= WHAT THIS TASK INVOLVES =
Write out all the data again, exactly as it stands.
= = = = =
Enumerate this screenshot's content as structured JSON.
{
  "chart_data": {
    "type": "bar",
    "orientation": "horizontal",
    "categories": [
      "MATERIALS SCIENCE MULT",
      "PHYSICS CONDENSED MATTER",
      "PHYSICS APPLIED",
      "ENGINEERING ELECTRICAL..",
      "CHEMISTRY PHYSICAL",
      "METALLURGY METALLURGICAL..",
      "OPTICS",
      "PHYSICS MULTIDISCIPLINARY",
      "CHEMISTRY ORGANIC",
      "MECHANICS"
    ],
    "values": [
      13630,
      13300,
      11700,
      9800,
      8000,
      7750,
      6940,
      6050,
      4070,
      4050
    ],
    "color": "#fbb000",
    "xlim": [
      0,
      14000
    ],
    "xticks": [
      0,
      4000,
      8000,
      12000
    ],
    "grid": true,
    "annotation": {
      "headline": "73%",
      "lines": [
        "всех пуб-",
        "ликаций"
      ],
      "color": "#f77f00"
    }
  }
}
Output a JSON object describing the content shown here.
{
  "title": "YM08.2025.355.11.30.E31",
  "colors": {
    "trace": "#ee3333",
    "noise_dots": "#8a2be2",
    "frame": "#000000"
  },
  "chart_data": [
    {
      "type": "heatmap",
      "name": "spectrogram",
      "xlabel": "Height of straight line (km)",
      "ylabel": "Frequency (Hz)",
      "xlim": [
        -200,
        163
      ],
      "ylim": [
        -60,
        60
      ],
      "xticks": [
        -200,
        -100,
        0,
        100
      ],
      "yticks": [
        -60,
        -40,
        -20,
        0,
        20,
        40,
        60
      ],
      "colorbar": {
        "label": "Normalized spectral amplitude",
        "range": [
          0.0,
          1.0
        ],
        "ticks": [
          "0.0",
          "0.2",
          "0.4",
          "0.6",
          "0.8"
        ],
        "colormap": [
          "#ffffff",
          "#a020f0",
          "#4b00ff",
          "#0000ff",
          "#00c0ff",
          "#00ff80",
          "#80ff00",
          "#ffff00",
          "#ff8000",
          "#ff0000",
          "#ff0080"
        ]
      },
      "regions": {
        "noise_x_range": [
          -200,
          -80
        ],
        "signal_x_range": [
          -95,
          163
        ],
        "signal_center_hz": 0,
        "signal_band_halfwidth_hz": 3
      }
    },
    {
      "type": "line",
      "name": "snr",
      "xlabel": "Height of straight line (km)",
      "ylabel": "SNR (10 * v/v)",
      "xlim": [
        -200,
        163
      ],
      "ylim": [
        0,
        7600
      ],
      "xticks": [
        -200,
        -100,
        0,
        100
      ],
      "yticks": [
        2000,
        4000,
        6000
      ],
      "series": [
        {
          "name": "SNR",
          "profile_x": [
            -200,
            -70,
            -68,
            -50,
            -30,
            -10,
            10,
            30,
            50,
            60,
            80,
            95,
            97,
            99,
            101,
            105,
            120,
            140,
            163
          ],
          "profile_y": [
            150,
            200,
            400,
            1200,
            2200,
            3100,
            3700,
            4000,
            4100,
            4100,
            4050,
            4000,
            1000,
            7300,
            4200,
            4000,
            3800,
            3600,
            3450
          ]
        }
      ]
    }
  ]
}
= = = = =
= OUTPUT BELOW =
Enumerate this screenshot's content as structured JSON.
{
  "chart_data": {
    "type": "bar",
    "orientation": "horizontal",
    "categories": [
      "MATERIALS SCIENCE MULT",
      "PHYSICS CONDENSED MATTER",
      "PHYSICS APPLIED",
      "ENGINEERING ELECTRICAL..",
      "CHEMISTRY PHYSICAL",
      "METALLURGY METALLURGICAL..",
      "OPTICS",
      "PHYSICS MULTIDISCIPLINARY",
      "CHEMISTRY ORGANIC",
      "MECHANICS"
    ],
    "values": [
      13630,
      13300,
      11700,
      9800,
      8000,
      7750,
      6940,
      6050,
      4070,
      4050
    ],
    "color": "#fbb000",
    "xlim": [
      0,
      14000
    ],
    "xticks": [
      0,
      4000,
      8000,
      12000
    ],
    "grid": true,
    "annotation": {
      "headline": "73%",
      "lines": [
        "всех пуб-",
        "ликаций"
      ],
      "color": "#f77f00"
    }
  }
}
Output a JSON object describing the content shown here.
{
  "title": "YM08.2025.355.11.30.E31",
  "colors": {
    "trace": "#ee3333",
    "noise_dots": "#8a2be2",
    "frame": "#000000"
  },
  "chart_data": [
    {
      "type": "heatmap",
      "name": "spectrogram",
      "xlabel": "Height of straight line (km)",
      "ylabel": "Frequency (Hz)",
      "xlim": [
        -200,
        163
      ],
      "ylim": [
        -60,
        60
      ],
      "xticks": [
        -200,
        -100,
        0,
        100
      ],
      "yticks": [
        -60,
        -40,
        -20,
        0,
        20,
        40,
        60
      ],
      "colorbar": {
        "label": "Normalized spectral amplitude",
        "range": [
          0.0,
          1.0
        ],
        "ticks": [
          "0.0",
          "0.2",
          "0.4",
          "0.6",
          "0.8"
        ],
        "colormap": [
          "#ffffff",
          "#a020f0",
          "#4b00ff",
          "#0000ff",
          "#00c0ff",
          "#00ff80",
          "#80ff00",
          "#ffff00",
          "#ff8000",
          "#ff0000",
          "#ff0080"
        ]
      },
      "regions": {
        "noise_x_range": [
          -200,
          -80
        ],
        "signal_x_range": [
          -95,
          163
        ],
        "signal_center_hz": 0,
        "signal_band_halfwidth_hz": 3
      }
    },
    {
      "type": "line",
      "name": "snr",
      "xlabel": "Height of straight line (km)",
      "ylabel": "SNR (10 * v/v)",
      "xlim": [
        -200,
        163
      ],
      "ylim": [
        0,
        7600
      ],
      "xticks": [
        -200,
        -100,
        0,
        100
      ],
      "yticks": [
        2000,
        4000,
        6000
      ],
      "series": [
        {
          "name": "SNR",
          "profile_x": [
            -200,
            -70,
            -68,
            -50,
            -30,
            -10,
            10,
            30,
            50,
            60,
            80,
            95,
            97,
            99,
            101,
            105,
            120,
            140,
            163
          ],
          "profile_y": [
            150,
            200,
            400,
            1200,
            2200,
            3100,
            3700,
            4000,
            4100,
            4100,
            4050,
            4000,
            1000,
            7300,
            4200,
            4000,
            3800,
            3600,
            3450
          ]
        }
      ]
    }
  ]
}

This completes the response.